● To do
Exactly reproduce the entries, dropping any pictures from your copy.

<<<<

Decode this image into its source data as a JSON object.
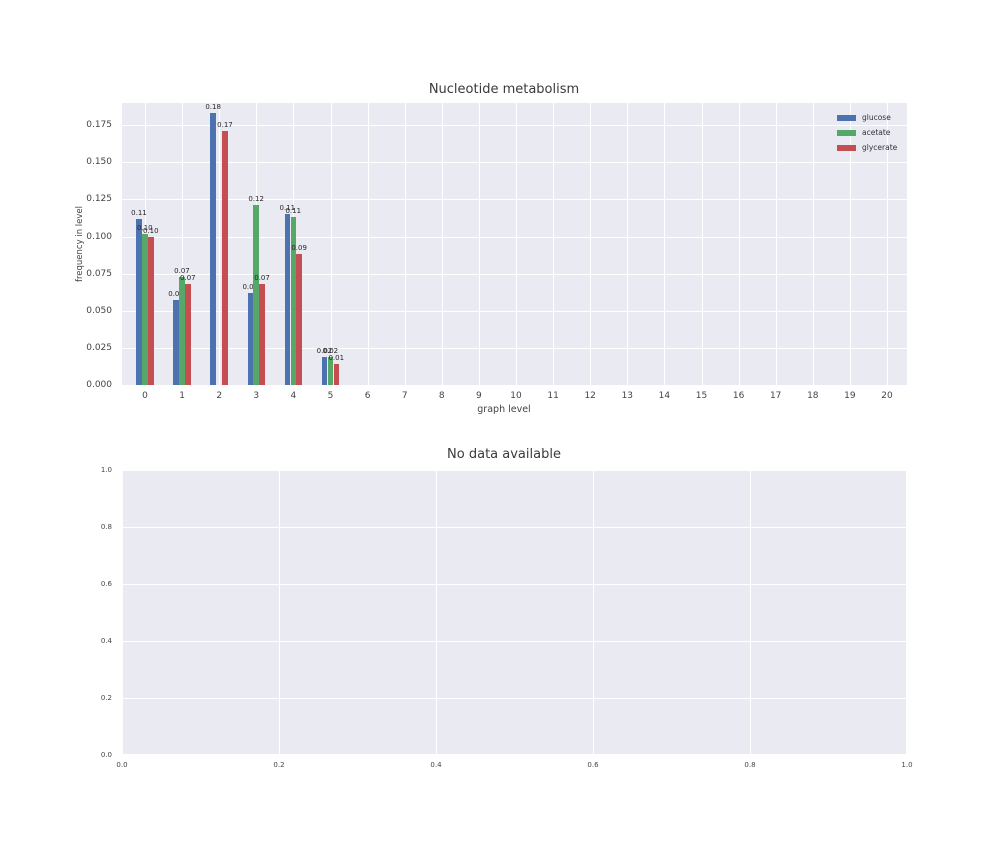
{
  "figure": {
    "background": "#ffffff",
    "plot_background": "#eaeaf2",
    "gridline_color": "#ffffff"
  },
  "chart_data": [
    {
      "type": "bar",
      "title": "Nucleotide metabolism",
      "xlabel": "graph level",
      "ylabel": "frequency in level",
      "categories": [
        "0",
        "1",
        "2",
        "3",
        "4",
        "5",
        "6",
        "7",
        "8",
        "9",
        "10",
        "11",
        "12",
        "13",
        "14",
        "15",
        "16",
        "17",
        "18",
        "19",
        "20"
      ],
      "series": [
        {
          "name": "glucose",
          "color": "#4c72b0",
          "values": [
            0.112,
            0.057,
            0.183,
            0.062,
            0.115,
            0.019,
            0,
            0,
            0,
            0,
            0,
            0,
            0,
            0,
            0,
            0,
            0,
            0,
            0,
            0,
            0
          ],
          "bar_labels": [
            "0.11",
            "0.06",
            "0.18",
            "0.06",
            "0.11",
            "0.02",
            "",
            "",
            "",
            "",
            "",
            "",
            "",
            "",
            "",
            "",
            "",
            "",
            "",
            "",
            ""
          ]
        },
        {
          "name": "acetate",
          "color": "#55a868",
          "values": [
            0.102,
            0.073,
            0,
            0.121,
            0.113,
            0.019,
            0,
            0,
            0,
            0,
            0,
            0,
            0,
            0,
            0,
            0,
            0,
            0,
            0,
            0,
            0
          ],
          "bar_labels": [
            "0.10",
            "0.07",
            "",
            "0.12",
            "0.11",
            "0.02",
            "",
            "",
            "",
            "",
            "",
            "",
            "",
            "",
            "",
            "",
            "",
            "",
            "",
            "",
            ""
          ]
        },
        {
          "name": "glycerate",
          "color": "#c44e52",
          "values": [
            0.1,
            0.068,
            0.171,
            0.068,
            0.088,
            0.014,
            0,
            0,
            0,
            0,
            0,
            0,
            0,
            0,
            0,
            0,
            0,
            0,
            0,
            0,
            0
          ],
          "bar_labels": [
            "0.10",
            "0.07",
            "0.17",
            "0.07",
            "0.09",
            "0.01",
            "",
            "",
            "",
            "",
            "",
            "",
            "",
            "",
            "",
            "",
            "",
            "",
            "",
            "",
            ""
          ]
        }
      ],
      "yticks": [
        "0.000",
        "0.025",
        "0.050",
        "0.075",
        "0.100",
        "0.125",
        "0.150",
        "0.175"
      ],
      "ylim": [
        0,
        0.19
      ],
      "grid": true,
      "legend_position": "upper right"
    },
    {
      "type": "empty",
      "title": "No data available",
      "xlabel": "",
      "ylabel": "",
      "xticks": [
        "0.0",
        "0.2",
        "0.4",
        "0.6",
        "0.8",
        "1.0"
      ],
      "yticks": [
        "0.0",
        "0.2",
        "0.4",
        "0.6",
        "0.8",
        "1.0"
      ],
      "xlim": [
        0,
        1
      ],
      "ylim": [
        0,
        1
      ],
      "grid": true
    }
  ]
}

>>>>

● The reply
Decode this image into its source data as a JSON object.
{
  "figure": {
    "background": "#ffffff",
    "plot_background": "#eaeaf2",
    "gridline_color": "#ffffff"
  },
  "chart_data": [
    {
      "type": "bar",
      "title": "Nucleotide metabolism",
      "xlabel": "graph level",
      "ylabel": "frequency in level",
      "categories": [
        "0",
        "1",
        "2",
        "3",
        "4",
        "5",
        "6",
        "7",
        "8",
        "9",
        "10",
        "11",
        "12",
        "13",
        "14",
        "15",
        "16",
        "17",
        "18",
        "19",
        "20"
      ],
      "series": [
        {
          "name": "glucose",
          "color": "#4c72b0",
          "values": [
            0.112,
            0.057,
            0.183,
            0.062,
            0.115,
            0.019,
            0,
            0,
            0,
            0,
            0,
            0,
            0,
            0,
            0,
            0,
            0,
            0,
            0,
            0,
            0
          ],
          "bar_labels": [
            "0.11",
            "0.06",
            "0.18",
            "0.06",
            "0.11",
            "0.02",
            "",
            "",
            "",
            "",
            "",
            "",
            "",
            "",
            "",
            "",
            "",
            "",
            "",
            "",
            ""
          ]
        },
        {
          "name": "acetate",
          "color": "#55a868",
          "values": [
            0.102,
            0.073,
            0,
            0.121,
            0.113,
            0.019,
            0,
            0,
            0,
            0,
            0,
            0,
            0,
            0,
            0,
            0,
            0,
            0,
            0,
            0,
            0
          ],
          "bar_labels": [
            "0.10",
            "0.07",
            "",
            "0.12",
            "0.11",
            "0.02",
            "",
            "",
            "",
            "",
            "",
            "",
            "",
            "",
            "",
            "",
            "",
            "",
            "",
            "",
            ""
          ]
        },
        {
          "name": "glycerate",
          "color": "#c44e52",
          "values": [
            0.1,
            0.068,
            0.171,
            0.068,
            0.088,
            0.014,
            0,
            0,
            0,
            0,
            0,
            0,
            0,
            0,
            0,
            0,
            0,
            0,
            0,
            0,
            0
          ],
          "bar_labels": [
            "0.10",
            "0.07",
            "0.17",
            "0.07",
            "0.09",
            "0.01",
            "",
            "",
            "",
            "",
            "",
            "",
            "",
            "",
            "",
            "",
            "",
            "",
            "",
            "",
            ""
          ]
        }
      ],
      "yticks": [
        "0.000",
        "0.025",
        "0.050",
        "0.075",
        "0.100",
        "0.125",
        "0.150",
        "0.175"
      ],
      "ylim": [
        0,
        0.19
      ],
      "grid": true,
      "legend_position": "upper right"
    },
    {
      "type": "empty",
      "title": "No data available",
      "xlabel": "",
      "ylabel": "",
      "xticks": [
        "0.0",
        "0.2",
        "0.4",
        "0.6",
        "0.8",
        "1.0"
      ],
      "yticks": [
        "0.0",
        "0.2",
        "0.4",
        "0.6",
        "0.8",
        "1.0"
      ],
      "xlim": [
        0,
        1
      ],
      "ylim": [
        0,
        1
      ],
      "grid": true
    }
  ]
}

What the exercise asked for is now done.